## Begin PROVIDED MATERIAL

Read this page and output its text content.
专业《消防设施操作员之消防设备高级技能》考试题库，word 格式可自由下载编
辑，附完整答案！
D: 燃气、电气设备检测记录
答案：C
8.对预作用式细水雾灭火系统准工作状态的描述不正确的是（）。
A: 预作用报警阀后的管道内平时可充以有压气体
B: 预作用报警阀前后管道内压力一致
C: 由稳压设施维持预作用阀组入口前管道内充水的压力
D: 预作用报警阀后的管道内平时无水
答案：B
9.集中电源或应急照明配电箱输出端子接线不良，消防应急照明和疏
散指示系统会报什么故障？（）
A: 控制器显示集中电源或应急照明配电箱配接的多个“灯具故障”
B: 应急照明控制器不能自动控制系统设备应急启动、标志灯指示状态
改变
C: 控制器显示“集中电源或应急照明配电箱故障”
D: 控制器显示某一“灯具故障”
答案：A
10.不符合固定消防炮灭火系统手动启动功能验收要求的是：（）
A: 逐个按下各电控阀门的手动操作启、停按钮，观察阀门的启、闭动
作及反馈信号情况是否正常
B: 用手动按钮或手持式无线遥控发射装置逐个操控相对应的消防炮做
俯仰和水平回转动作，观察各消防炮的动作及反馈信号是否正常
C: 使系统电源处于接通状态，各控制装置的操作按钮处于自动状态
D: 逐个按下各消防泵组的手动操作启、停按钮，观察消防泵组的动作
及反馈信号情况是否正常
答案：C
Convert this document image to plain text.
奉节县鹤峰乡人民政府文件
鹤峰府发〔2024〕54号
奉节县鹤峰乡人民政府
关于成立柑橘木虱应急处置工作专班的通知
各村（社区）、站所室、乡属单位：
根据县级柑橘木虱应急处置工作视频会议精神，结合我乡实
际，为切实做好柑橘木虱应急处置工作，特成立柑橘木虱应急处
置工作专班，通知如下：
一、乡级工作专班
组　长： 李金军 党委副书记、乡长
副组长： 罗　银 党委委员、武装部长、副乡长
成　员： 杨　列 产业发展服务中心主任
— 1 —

## End PROVIDED MATERIAL

--- GIVEN PROBLEM ---
Note each line of the entries that has "this" in it, and copy those lines.

--- OUTPUT ---
Read this page and output its text content.
Convert this document image to plain text.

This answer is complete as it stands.